*Record extracts*.
● ● ● ● ● ● ●

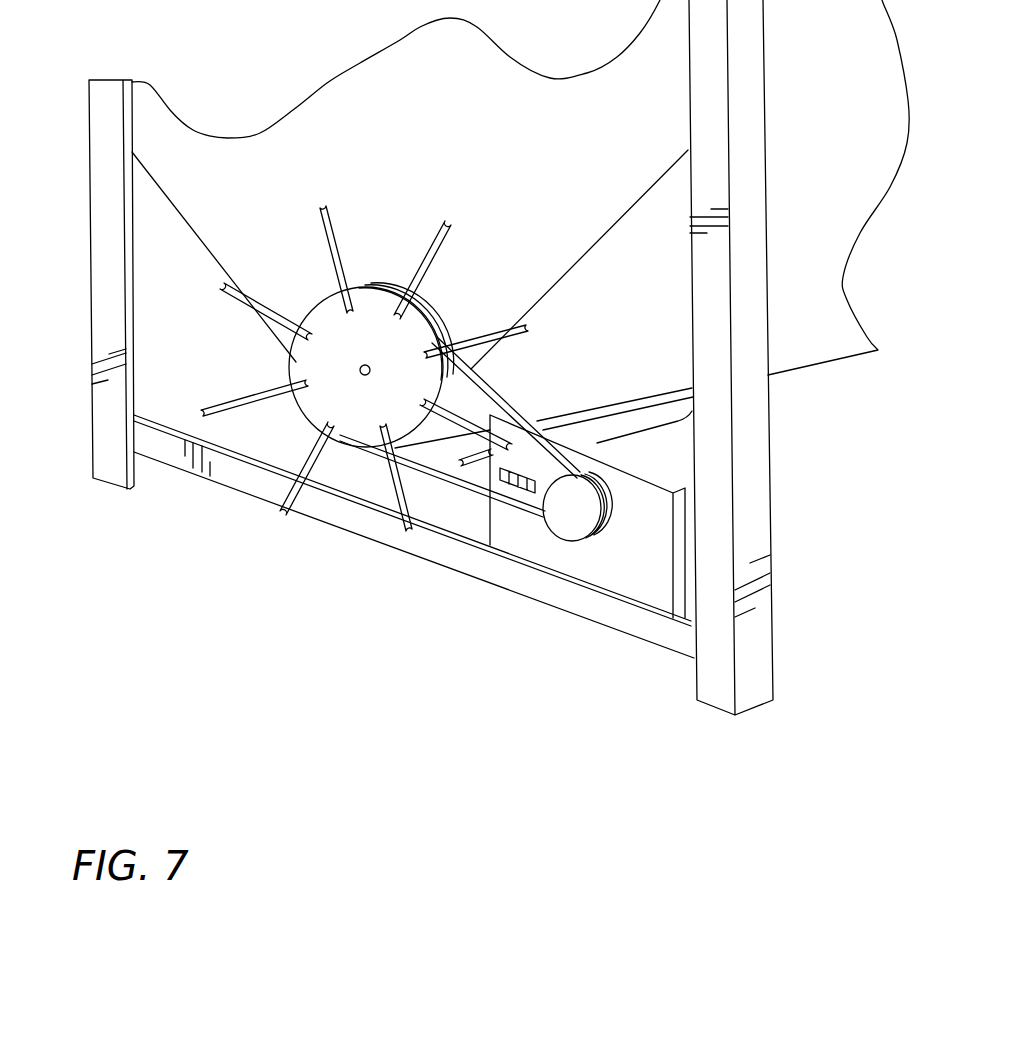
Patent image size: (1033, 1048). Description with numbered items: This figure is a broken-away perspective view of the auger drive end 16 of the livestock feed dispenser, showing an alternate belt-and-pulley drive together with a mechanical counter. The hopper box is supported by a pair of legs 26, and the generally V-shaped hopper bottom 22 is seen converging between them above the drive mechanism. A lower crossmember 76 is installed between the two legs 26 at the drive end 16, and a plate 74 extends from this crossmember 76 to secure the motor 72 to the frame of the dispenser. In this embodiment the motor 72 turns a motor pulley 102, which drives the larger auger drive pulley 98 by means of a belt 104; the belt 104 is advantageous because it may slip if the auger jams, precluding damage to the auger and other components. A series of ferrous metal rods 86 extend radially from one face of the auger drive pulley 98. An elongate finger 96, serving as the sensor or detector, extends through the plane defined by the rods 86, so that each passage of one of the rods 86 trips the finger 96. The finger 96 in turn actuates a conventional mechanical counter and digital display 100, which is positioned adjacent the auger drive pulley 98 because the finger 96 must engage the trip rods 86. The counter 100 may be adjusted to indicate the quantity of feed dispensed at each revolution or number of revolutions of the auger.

● ● ● ● ● ● ●

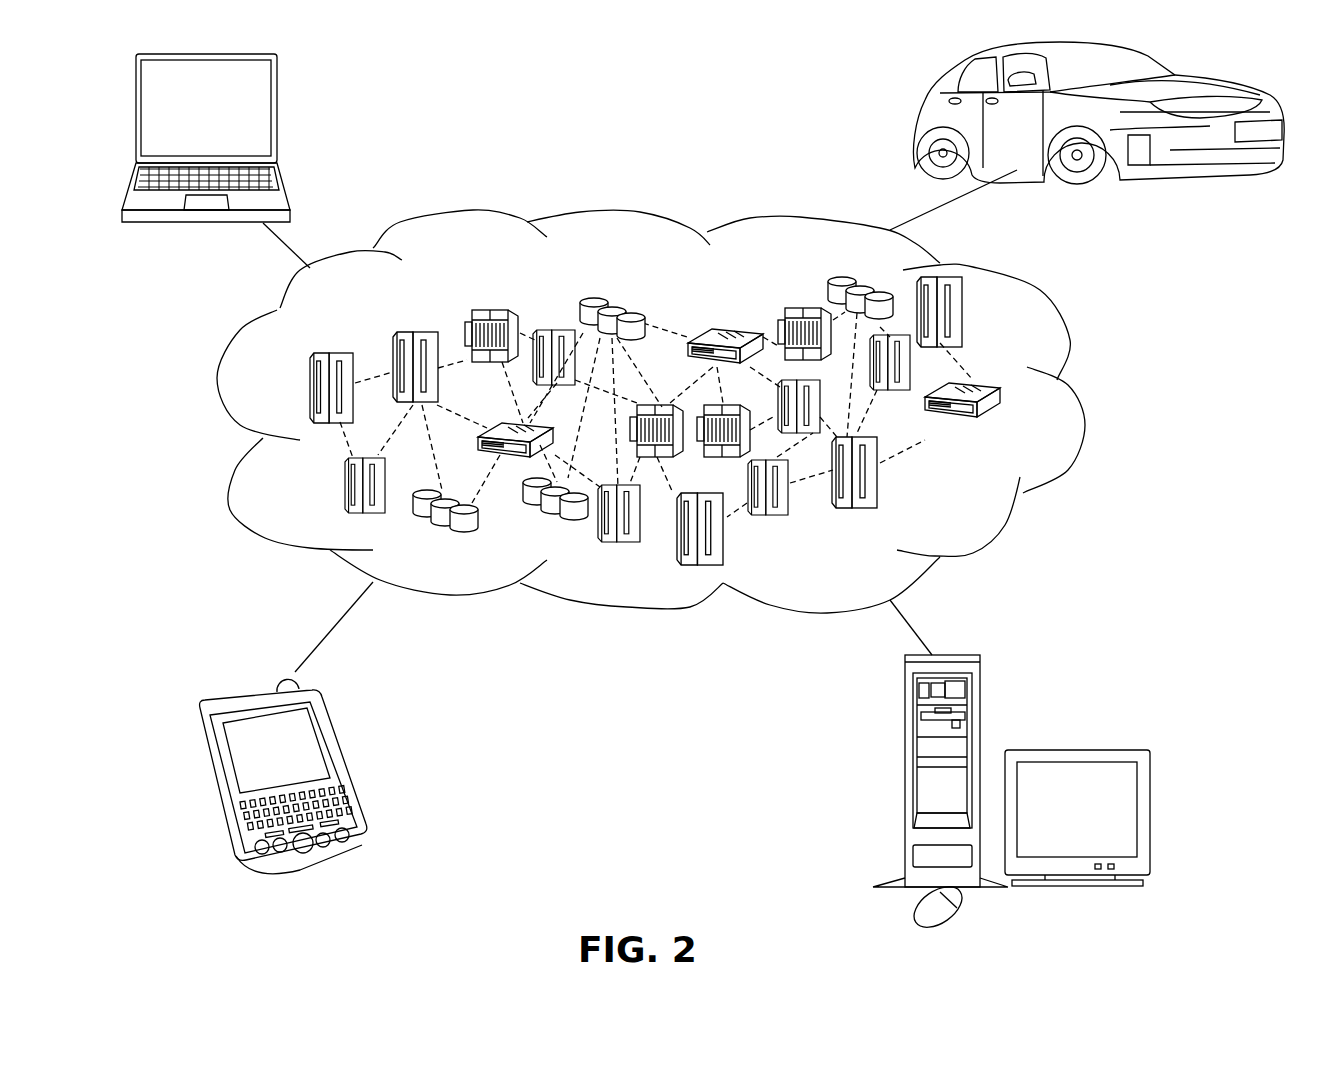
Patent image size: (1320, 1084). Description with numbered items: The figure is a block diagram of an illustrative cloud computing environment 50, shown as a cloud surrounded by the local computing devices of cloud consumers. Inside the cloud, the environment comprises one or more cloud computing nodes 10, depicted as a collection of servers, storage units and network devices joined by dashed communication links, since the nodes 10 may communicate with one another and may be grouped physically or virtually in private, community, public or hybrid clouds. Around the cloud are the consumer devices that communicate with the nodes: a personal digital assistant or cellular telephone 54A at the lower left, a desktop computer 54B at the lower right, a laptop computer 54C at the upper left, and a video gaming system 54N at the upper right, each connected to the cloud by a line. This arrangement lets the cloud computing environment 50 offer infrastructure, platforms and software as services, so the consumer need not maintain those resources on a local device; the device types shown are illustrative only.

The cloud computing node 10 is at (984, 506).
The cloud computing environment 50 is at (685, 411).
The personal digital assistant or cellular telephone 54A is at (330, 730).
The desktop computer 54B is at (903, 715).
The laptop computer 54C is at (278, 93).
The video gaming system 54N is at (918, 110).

● ● ● ● ● ● ●

*Task details*.
Find each line above that contains the string "computing" with the same capitalization, and copy those lines in full.

*The response*.
Patent image size: (1320, 1084). Description with numbered items: The figure is a block diagram of an illustrative cloud computing environment 50, shown as a cloud surrounded by the local computing devices of cloud consumers. Inside the cloud, the environment comprises one or more cloud computing nodes 10, depicted as a collection of servers, storage units and network devices joined by dashed communication links, since the nodes 10 may communicate with one another and may be grouped physically or virtually in private, community, public or hybrid clouds. Around the cloud are the consumer devices that communicate with the nodes: a personal digital assistant or cellular telephone 54A at the lower left, a desktop computer 54B at the lower right, a laptop computer 54C at the upper left, and a video gaming system 54N at the upper right, each connected to the cloud by a line. This arrangement lets the cloud computing environment 50 offer infrastructure, platforms and software as services, so the consumer need not maintain those resources on a local device; the device types shown are illustrative only.
The cloud computing node 10 is at (984, 506).
The cloud computing environment 50 is at (685, 411).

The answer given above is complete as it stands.